## Records shown
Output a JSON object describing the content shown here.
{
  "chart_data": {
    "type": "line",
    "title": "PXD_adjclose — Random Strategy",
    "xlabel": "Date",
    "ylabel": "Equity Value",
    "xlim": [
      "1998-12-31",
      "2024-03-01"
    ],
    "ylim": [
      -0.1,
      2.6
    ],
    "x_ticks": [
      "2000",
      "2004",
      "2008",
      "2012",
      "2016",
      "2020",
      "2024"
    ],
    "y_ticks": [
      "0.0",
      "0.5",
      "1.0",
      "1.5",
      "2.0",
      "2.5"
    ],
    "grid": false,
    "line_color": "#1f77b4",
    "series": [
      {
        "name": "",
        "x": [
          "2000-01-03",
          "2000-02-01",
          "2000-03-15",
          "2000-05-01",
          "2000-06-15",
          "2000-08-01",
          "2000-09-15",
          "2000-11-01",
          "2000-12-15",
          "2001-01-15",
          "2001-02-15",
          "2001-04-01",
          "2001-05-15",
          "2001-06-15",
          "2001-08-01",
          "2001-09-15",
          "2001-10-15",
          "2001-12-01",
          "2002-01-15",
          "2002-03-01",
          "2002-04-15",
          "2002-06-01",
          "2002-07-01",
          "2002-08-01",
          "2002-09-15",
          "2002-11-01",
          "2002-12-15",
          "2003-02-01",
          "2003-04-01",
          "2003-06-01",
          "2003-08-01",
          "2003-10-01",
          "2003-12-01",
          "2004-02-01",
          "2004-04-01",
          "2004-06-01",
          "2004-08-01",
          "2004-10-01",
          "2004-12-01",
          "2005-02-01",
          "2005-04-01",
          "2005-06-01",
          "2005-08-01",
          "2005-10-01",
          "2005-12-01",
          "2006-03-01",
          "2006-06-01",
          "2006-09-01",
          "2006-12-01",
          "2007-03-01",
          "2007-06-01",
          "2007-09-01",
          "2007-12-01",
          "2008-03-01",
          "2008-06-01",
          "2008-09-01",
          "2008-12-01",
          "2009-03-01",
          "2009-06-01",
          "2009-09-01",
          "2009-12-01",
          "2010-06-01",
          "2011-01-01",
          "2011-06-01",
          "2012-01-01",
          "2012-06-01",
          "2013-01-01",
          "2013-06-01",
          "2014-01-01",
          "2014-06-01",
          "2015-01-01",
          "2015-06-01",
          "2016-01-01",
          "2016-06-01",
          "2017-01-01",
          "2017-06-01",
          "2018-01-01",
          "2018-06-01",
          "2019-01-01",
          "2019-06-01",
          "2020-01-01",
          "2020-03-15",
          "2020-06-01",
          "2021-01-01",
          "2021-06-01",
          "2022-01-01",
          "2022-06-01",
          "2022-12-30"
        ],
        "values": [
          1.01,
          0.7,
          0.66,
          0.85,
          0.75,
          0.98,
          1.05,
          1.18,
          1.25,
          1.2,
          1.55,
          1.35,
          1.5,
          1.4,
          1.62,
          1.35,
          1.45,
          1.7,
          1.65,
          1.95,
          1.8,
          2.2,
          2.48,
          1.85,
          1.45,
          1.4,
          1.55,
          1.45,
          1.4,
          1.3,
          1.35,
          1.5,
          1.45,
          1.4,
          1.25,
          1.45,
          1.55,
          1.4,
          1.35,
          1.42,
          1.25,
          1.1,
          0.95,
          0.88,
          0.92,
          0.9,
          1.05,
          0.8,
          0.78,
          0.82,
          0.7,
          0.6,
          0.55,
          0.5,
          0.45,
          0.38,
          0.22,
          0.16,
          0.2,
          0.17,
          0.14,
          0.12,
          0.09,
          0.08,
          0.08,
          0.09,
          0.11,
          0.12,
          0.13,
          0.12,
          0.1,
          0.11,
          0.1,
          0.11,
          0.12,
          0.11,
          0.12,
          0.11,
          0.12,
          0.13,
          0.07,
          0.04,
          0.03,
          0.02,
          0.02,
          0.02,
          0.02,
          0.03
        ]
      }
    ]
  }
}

## Exercise instructions
Please set down the whole listing above without altering a single line.

## Result of the exercise
Output a JSON object describing the content shown here.
{
  "chart_data": {
    "type": "line",
    "title": "PXD_adjclose — Random Strategy",
    "xlabel": "Date",
    "ylabel": "Equity Value",
    "xlim": [
      "1998-12-31",
      "2024-03-01"
    ],
    "ylim": [
      -0.1,
      2.6
    ],
    "x_ticks": [
      "2000",
      "2004",
      "2008",
      "2012",
      "2016",
      "2020",
      "2024"
    ],
    "y_ticks": [
      "0.0",
      "0.5",
      "1.0",
      "1.5",
      "2.0",
      "2.5"
    ],
    "grid": false,
    "line_color": "#1f77b4",
    "series": [
      {
        "name": "",
        "x": [
          "2000-01-03",
          "2000-02-01",
          "2000-03-15",
          "2000-05-01",
          "2000-06-15",
          "2000-08-01",
          "2000-09-15",
          "2000-11-01",
          "2000-12-15",
          "2001-01-15",
          "2001-02-15",
          "2001-04-01",
          "2001-05-15",
          "2001-06-15",
          "2001-08-01",
          "2001-09-15",
          "2001-10-15",
          "2001-12-01",
          "2002-01-15",
          "2002-03-01",
          "2002-04-15",
          "2002-06-01",
          "2002-07-01",
          "2002-08-01",
          "2002-09-15",
          "2002-11-01",
          "2002-12-15",
          "2003-02-01",
          "2003-04-01",
          "2003-06-01",
          "2003-08-01",
          "2003-10-01",
          "2003-12-01",
          "2004-02-01",
          "2004-04-01",
          "2004-06-01",
          "2004-08-01",
          "2004-10-01",
          "2004-12-01",
          "2005-02-01",
          "2005-04-01",
          "2005-06-01",
          "2005-08-01",
          "2005-10-01",
          "2005-12-01",
          "2006-03-01",
          "2006-06-01",
          "2006-09-01",
          "2006-12-01",
          "2007-03-01",
          "2007-06-01",
          "2007-09-01",
          "2007-12-01",
          "2008-03-01",
          "2008-06-01",
          "2008-09-01",
          "2008-12-01",
          "2009-03-01",
          "2009-06-01",
          "2009-09-01",
          "2009-12-01",
          "2010-06-01",
          "2011-01-01",
          "2011-06-01",
          "2012-01-01",
          "2012-06-01",
          "2013-01-01",
          "2013-06-01",
          "2014-01-01",
          "2014-06-01",
          "2015-01-01",
          "2015-06-01",
          "2016-01-01",
          "2016-06-01",
          "2017-01-01",
          "2017-06-01",
          "2018-01-01",
          "2018-06-01",
          "2019-01-01",
          "2019-06-01",
          "2020-01-01",
          "2020-03-15",
          "2020-06-01",
          "2021-01-01",
          "2021-06-01",
          "2022-01-01",
          "2022-06-01",
          "2022-12-30"
        ],
        "values": [
          1.01,
          0.7,
          0.66,
          0.85,
          0.75,
          0.98,
          1.05,
          1.18,
          1.25,
          1.2,
          1.55,
          1.35,
          1.5,
          1.4,
          1.62,
          1.35,
          1.45,
          1.7,
          1.65,
          1.95,
          1.8,
          2.2,
          2.48,
          1.85,
          1.45,
          1.4,
          1.55,
          1.45,
          1.4,
          1.3,
          1.35,
          1.5,
          1.45,
          1.4,
          1.25,
          1.45,
          1.55,
          1.4,
          1.35,
          1.42,
          1.25,
          1.1,
          0.95,
          0.88,
          0.92,
          0.9,
          1.05,
          0.8,
          0.78,
          0.82,
          0.7,
          0.6,
          0.55,
          0.5,
          0.45,
          0.38,
          0.22,
          0.16,
          0.2,
          0.17,
          0.14,
          0.12,
          0.09,
          0.08,
          0.08,
          0.09,
          0.11,
          0.12,
          0.13,
          0.12,
          0.1,
          0.11,
          0.1,
          0.11,
          0.12,
          0.11,
          0.12,
          0.11,
          0.12,
          0.13,
          0.07,
          0.04,
          0.03,
          0.02,
          0.02,
          0.02,
          0.02,
          0.03
        ]
      }
    ]
  }
}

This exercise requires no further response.